Excerpted records:
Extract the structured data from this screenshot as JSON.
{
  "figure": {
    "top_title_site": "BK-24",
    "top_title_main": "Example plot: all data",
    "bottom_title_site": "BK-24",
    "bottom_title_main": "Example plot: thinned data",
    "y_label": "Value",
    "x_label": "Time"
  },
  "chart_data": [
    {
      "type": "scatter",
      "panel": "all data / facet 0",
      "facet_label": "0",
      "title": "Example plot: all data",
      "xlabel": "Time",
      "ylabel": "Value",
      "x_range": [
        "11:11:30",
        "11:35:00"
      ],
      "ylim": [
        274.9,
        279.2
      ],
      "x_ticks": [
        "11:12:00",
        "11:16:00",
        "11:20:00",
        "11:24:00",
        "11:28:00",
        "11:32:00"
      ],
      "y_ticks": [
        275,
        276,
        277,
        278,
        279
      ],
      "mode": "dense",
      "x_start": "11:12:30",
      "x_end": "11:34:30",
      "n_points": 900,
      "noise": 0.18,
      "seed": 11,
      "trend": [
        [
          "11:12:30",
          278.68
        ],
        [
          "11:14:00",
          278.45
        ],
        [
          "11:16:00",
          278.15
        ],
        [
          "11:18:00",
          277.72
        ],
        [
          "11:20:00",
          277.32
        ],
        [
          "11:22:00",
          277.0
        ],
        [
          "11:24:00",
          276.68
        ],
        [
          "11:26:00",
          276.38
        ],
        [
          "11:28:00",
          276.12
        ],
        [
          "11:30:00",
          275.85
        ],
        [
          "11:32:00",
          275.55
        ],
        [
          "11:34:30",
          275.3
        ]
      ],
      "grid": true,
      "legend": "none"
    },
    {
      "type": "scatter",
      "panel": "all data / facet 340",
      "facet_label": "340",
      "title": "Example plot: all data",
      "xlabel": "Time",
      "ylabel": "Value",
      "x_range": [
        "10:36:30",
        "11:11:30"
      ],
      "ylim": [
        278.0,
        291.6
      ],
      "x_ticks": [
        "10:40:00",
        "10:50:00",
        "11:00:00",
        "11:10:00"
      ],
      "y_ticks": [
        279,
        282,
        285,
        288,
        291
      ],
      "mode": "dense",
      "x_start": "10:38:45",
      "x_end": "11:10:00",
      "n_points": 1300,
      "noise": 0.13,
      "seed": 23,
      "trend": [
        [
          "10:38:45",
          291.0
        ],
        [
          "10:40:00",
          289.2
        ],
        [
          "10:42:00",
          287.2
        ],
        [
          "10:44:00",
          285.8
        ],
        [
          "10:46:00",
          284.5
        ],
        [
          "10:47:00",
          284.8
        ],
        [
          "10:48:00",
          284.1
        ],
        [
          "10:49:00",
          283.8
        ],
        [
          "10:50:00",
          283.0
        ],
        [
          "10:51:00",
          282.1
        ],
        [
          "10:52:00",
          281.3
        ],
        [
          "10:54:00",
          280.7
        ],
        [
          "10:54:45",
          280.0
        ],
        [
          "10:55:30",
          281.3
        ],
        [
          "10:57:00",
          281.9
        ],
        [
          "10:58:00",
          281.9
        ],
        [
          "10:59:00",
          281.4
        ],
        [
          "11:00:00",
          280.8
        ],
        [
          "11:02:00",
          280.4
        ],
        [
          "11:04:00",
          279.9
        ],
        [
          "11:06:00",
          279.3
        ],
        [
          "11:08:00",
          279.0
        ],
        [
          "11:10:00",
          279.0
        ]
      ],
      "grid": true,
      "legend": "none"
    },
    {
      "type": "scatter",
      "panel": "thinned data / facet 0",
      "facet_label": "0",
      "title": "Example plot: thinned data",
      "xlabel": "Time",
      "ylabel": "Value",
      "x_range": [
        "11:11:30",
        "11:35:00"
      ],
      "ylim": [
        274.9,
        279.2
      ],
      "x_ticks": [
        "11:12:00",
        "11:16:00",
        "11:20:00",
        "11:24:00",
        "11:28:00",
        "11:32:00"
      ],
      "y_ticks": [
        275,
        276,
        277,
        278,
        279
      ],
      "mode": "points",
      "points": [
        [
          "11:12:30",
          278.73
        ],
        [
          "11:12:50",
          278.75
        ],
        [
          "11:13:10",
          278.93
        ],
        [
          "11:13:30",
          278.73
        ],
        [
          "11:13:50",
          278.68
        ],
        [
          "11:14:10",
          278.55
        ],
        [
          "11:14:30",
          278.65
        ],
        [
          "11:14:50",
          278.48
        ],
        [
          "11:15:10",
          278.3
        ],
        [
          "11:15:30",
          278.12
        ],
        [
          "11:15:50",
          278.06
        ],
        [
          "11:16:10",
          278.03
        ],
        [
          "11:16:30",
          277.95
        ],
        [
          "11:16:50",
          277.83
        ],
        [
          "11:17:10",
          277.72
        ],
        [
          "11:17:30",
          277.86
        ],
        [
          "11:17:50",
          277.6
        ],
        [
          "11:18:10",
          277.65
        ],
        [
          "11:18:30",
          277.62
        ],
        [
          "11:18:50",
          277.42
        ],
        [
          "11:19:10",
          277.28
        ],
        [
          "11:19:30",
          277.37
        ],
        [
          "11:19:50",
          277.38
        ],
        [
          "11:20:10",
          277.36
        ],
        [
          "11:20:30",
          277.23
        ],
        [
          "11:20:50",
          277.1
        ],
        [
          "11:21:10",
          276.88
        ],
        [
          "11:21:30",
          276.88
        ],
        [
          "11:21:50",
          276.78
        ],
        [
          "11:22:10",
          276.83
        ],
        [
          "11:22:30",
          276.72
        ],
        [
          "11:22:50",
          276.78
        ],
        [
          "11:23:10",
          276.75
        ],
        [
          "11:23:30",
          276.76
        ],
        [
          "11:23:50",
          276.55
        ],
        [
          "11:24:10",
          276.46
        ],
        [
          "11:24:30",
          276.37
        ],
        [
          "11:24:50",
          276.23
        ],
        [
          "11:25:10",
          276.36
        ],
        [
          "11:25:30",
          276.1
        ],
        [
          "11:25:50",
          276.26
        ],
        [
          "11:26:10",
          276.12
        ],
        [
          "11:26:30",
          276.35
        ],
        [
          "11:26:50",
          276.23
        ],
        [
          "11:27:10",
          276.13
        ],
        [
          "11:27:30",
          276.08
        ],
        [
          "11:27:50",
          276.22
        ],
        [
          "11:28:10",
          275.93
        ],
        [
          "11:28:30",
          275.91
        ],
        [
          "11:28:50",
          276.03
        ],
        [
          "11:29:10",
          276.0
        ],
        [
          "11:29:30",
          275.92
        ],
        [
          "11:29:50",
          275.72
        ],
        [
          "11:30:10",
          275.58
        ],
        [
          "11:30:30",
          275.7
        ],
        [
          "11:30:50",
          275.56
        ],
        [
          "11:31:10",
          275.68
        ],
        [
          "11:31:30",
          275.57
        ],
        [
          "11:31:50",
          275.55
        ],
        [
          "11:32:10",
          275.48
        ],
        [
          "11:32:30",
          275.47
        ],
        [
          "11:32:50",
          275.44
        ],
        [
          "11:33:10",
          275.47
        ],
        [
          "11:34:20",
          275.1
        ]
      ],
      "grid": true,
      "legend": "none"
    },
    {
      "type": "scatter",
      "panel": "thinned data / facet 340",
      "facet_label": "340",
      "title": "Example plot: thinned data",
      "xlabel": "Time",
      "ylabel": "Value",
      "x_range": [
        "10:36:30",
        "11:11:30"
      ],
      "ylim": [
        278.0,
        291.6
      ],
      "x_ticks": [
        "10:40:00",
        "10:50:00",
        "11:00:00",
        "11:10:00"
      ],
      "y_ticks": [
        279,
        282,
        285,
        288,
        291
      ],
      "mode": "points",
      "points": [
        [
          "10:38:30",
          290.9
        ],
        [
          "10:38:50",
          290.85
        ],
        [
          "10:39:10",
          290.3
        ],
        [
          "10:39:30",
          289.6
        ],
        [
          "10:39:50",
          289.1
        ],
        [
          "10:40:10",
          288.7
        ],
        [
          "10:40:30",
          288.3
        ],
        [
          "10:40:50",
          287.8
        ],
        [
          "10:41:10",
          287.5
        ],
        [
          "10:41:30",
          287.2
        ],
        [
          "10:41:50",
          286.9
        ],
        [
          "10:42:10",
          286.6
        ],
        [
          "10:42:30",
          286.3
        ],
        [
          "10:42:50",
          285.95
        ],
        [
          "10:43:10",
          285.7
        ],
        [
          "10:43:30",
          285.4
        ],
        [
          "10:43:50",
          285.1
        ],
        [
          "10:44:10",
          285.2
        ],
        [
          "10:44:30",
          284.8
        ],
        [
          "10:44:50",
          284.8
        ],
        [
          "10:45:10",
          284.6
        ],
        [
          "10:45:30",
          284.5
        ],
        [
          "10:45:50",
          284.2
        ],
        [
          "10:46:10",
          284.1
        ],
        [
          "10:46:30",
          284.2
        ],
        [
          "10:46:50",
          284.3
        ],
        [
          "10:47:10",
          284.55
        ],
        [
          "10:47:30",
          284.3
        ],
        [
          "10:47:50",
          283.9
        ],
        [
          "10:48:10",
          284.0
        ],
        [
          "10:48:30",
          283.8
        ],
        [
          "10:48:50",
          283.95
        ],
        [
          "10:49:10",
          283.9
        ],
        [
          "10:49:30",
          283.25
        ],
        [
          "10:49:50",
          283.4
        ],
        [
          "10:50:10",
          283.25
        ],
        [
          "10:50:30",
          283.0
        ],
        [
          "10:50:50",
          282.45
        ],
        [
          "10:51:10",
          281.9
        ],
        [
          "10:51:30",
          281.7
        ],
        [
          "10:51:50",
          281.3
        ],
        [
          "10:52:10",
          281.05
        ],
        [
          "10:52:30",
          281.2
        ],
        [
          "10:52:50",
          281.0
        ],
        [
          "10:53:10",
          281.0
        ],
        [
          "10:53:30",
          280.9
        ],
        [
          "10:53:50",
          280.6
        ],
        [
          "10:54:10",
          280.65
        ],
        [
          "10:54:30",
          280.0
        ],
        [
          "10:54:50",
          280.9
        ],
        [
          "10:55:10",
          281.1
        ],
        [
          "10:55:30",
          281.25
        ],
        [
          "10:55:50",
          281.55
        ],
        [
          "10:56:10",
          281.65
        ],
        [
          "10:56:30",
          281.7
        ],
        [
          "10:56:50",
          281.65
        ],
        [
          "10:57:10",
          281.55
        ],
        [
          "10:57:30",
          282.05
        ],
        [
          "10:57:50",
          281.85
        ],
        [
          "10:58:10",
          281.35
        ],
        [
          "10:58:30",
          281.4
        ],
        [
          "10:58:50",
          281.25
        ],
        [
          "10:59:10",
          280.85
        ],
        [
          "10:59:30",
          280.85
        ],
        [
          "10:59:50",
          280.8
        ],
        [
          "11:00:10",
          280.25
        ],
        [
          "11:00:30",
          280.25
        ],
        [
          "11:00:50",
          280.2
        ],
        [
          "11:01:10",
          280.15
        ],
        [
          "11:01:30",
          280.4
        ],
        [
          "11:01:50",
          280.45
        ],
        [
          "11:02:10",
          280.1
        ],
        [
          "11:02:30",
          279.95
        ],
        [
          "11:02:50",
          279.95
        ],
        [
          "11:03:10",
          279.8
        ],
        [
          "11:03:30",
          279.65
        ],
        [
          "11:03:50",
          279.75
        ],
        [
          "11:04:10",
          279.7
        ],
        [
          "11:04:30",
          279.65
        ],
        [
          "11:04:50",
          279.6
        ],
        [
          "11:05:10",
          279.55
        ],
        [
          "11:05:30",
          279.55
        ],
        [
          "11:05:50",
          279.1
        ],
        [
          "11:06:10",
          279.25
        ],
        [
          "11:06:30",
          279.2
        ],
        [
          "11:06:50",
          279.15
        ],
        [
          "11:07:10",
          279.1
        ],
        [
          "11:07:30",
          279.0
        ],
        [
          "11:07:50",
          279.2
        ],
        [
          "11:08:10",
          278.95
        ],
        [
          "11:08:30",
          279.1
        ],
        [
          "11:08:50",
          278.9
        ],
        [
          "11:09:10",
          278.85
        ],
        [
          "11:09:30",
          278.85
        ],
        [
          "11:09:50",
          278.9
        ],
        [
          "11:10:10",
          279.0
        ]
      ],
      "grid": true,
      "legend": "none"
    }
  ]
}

What to produce:
Reproduce every line from the entries that holds the word "thinned".

Task response:
    "bottom_title_main": "Example plot: thinned data",
      "panel": "thinned data / facet 0",
      "title": "Example plot: thinned data",
      "panel": "thinned data / facet 340",
      "title": "Example plot: thinned data",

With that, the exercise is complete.